The task
Write the data out again in full, with no departure from the original.

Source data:
——————

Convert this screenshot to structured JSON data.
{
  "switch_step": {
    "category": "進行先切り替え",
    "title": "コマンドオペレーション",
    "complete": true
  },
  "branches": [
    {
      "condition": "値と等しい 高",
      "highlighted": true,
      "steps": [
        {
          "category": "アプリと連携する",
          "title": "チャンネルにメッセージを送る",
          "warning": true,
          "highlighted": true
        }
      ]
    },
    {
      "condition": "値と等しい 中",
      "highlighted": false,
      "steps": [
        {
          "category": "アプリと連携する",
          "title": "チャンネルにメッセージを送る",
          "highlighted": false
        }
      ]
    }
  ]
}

——————

Exercise answer
Convert this screenshot to structured JSON data.
{
  "switch_step": {
    "category": "進行先切り替え",
    "title": "コマンドオペレーション",
    "complete": true
  },
  "branches": [
    {
      "condition": "値と等しい 高",
      "highlighted": true,
      "steps": [
        {
          "category": "アプリと連携する",
          "title": "チャンネルにメッセージを送る",
          "warning": true,
          "highlighted": true
        }
      ]
    },
    {
      "condition": "値と等しい 中",
      "highlighted": false,
      "steps": [
        {
          "category": "アプリと連携する",
          "title": "チャンネルにメッセージを送る",
          "highlighted": false
        }
      ]
    }
  ]
}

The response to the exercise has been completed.